▶ The task
Transcribe each of the following lines verbatim, from the first through the last.

** start of Data entries **

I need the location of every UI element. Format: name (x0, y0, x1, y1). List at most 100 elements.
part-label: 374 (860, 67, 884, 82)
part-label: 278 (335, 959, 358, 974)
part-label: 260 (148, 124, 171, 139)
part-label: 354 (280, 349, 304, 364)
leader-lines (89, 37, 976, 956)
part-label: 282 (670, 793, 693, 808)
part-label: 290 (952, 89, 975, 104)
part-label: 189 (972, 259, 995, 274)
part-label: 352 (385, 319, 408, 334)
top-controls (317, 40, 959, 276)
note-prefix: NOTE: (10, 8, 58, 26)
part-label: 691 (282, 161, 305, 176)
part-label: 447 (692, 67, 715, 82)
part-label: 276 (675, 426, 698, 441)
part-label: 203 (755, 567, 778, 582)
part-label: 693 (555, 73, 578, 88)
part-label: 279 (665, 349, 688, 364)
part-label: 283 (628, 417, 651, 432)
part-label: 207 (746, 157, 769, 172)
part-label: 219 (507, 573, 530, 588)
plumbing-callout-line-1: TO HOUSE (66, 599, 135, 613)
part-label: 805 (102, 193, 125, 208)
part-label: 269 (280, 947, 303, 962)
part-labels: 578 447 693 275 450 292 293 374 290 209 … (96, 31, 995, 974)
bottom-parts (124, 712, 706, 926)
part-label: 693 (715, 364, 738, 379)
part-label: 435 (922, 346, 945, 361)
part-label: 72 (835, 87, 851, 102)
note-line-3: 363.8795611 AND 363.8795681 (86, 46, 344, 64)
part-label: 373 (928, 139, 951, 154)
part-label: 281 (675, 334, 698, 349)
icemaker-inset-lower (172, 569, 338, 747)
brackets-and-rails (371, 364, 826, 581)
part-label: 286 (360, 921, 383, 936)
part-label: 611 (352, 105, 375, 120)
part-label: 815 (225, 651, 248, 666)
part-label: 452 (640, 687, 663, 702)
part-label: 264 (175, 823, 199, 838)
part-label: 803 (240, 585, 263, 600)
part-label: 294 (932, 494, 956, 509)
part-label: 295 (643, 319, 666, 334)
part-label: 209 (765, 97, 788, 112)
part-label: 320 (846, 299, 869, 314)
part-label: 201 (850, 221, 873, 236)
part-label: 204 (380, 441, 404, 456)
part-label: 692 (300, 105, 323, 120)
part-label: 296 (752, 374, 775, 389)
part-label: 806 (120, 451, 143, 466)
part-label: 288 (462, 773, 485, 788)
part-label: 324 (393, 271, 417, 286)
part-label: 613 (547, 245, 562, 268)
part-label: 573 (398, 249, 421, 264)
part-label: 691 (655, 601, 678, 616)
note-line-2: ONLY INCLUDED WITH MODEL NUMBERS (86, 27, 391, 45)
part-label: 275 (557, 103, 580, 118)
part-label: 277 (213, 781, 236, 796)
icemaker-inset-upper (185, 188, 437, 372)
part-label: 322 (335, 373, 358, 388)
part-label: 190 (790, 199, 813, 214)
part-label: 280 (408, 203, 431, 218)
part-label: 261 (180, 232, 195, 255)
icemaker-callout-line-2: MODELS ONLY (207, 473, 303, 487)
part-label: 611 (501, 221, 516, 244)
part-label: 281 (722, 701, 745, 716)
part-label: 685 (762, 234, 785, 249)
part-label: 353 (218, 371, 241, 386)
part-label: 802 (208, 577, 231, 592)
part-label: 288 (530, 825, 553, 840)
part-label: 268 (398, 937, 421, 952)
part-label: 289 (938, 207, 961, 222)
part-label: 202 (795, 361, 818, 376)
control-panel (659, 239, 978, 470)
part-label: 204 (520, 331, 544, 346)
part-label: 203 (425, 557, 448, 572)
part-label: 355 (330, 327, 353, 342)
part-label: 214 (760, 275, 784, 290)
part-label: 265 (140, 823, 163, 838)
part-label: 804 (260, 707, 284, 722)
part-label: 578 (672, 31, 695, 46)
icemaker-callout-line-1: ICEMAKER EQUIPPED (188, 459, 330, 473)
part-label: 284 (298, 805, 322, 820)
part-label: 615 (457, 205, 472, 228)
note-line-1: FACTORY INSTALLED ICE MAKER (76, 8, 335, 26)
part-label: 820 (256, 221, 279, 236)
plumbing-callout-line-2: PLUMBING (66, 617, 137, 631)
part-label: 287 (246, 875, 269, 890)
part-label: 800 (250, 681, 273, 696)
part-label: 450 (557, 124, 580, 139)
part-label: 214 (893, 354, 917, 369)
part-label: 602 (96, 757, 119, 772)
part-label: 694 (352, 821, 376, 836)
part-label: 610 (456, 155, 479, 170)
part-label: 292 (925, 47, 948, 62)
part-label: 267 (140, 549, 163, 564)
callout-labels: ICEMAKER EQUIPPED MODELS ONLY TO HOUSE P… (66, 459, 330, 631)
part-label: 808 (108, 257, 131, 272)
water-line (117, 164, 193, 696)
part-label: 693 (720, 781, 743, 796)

** end of Data entries **

▶ Result
I need the location of every UI element. Format: name (x0, y0, x1, y1). List at most 100 elements.
part-label: 374 (860, 67, 884, 82)
part-label: 278 (335, 959, 358, 974)
part-label: 260 (148, 124, 171, 139)
part-label: 354 (280, 349, 304, 364)
leader-lines (89, 37, 976, 956)
part-label: 282 (670, 793, 693, 808)
part-label: 290 (952, 89, 975, 104)
part-label: 189 (972, 259, 995, 274)
part-label: 352 (385, 319, 408, 334)
top-controls (317, 40, 959, 276)
note-prefix: NOTE: (10, 8, 58, 26)
part-label: 691 (282, 161, 305, 176)
part-label: 447 (692, 67, 715, 82)
part-label: 276 (675, 426, 698, 441)
part-label: 203 (755, 567, 778, 582)
part-label: 693 (555, 73, 578, 88)
part-label: 279 (665, 349, 688, 364)
part-label: 283 (628, 417, 651, 432)
part-label: 207 (746, 157, 769, 172)
part-label: 219 (507, 573, 530, 588)
plumbing-callout-line-1: TO HOUSE (66, 599, 135, 613)
part-label: 805 (102, 193, 125, 208)
part-label: 269 (280, 947, 303, 962)
part-labels: 578 447 693 275 450 292 293 374 290 209 … (96, 31, 995, 974)
bottom-parts (124, 712, 706, 926)
part-label: 693 (715, 364, 738, 379)
part-label: 435 (922, 346, 945, 361)
part-label: 72 (835, 87, 851, 102)
note-line-3: 363.8795611 AND 363.8795681 (86, 46, 344, 64)
part-label: 373 (928, 139, 951, 154)
part-label: 281 (675, 334, 698, 349)
icemaker-inset-lower (172, 569, 338, 747)
brackets-and-rails (371, 364, 826, 581)
part-label: 286 (360, 921, 383, 936)
part-label: 611 (352, 105, 375, 120)
part-label: 815 (225, 651, 248, 666)
part-label: 452 (640, 687, 663, 702)
part-label: 264 (175, 823, 199, 838)
part-label: 803 (240, 585, 263, 600)
part-label: 294 (932, 494, 956, 509)
part-label: 295 (643, 319, 666, 334)
part-label: 209 (765, 97, 788, 112)
part-label: 320 (846, 299, 869, 314)
part-label: 201 (850, 221, 873, 236)
part-label: 204 (380, 441, 404, 456)
part-label: 692 (300, 105, 323, 120)
part-label: 296 (752, 374, 775, 389)
part-label: 806 (120, 451, 143, 466)
part-label: 288 (462, 773, 485, 788)
part-label: 324 (393, 271, 417, 286)
part-label: 613 (547, 245, 562, 268)
part-label: 573 (398, 249, 421, 264)
part-label: 691 (655, 601, 678, 616)
note-line-2: ONLY INCLUDED WITH MODEL NUMBERS (86, 27, 391, 45)
part-label: 275 (557, 103, 580, 118)
part-label: 277 (213, 781, 236, 796)
icemaker-inset-upper (185, 188, 437, 372)
part-label: 322 (335, 373, 358, 388)
part-label: 190 (790, 199, 813, 214)
part-label: 280 (408, 203, 431, 218)
part-label: 261 (180, 232, 195, 255)
icemaker-callout-line-2: MODELS ONLY (207, 473, 303, 487)
part-label: 611 (501, 221, 516, 244)
part-label: 281 (722, 701, 745, 716)
part-label: 685 (762, 234, 785, 249)
part-label: 353 (218, 371, 241, 386)
part-label: 802 (208, 577, 231, 592)
part-label: 288 (530, 825, 553, 840)
part-label: 268 (398, 937, 421, 952)
part-label: 289 (938, 207, 961, 222)
part-label: 202 (795, 361, 818, 376)
control-panel (659, 239, 978, 470)
part-label: 204 (520, 331, 544, 346)
part-label: 203 (425, 557, 448, 572)
part-label: 355 (330, 327, 353, 342)
part-label: 214 (760, 275, 784, 290)
part-label: 265 (140, 823, 163, 838)
part-label: 804 (260, 707, 284, 722)
part-label: 578 (672, 31, 695, 46)
icemaker-callout-line-1: ICEMAKER EQUIPPED (188, 459, 330, 473)
part-label: 284 (298, 805, 322, 820)
part-label: 615 (457, 205, 472, 228)
note-line-1: FACTORY INSTALLED ICE MAKER (76, 8, 335, 26)
part-label: 820 (256, 221, 279, 236)
plumbing-callout-line-2: PLUMBING (66, 617, 137, 631)
part-label: 287 (246, 875, 269, 890)
part-label: 800 (250, 681, 273, 696)
part-label: 450 (557, 124, 580, 139)
part-label: 214 (893, 354, 917, 369)
part-label: 602 (96, 757, 119, 772)
part-label: 694 (352, 821, 376, 836)
part-label: 610 (456, 155, 479, 170)
part-label: 292 (925, 47, 948, 62)
part-label: 267 (140, 549, 163, 564)
callout-labels: ICEMAKER EQUIPPED MODELS ONLY TO HOUSE P… (66, 459, 330, 631)
part-label: 808 (108, 257, 131, 272)
water-line (117, 164, 193, 696)
part-label: 693 (720, 781, 743, 796)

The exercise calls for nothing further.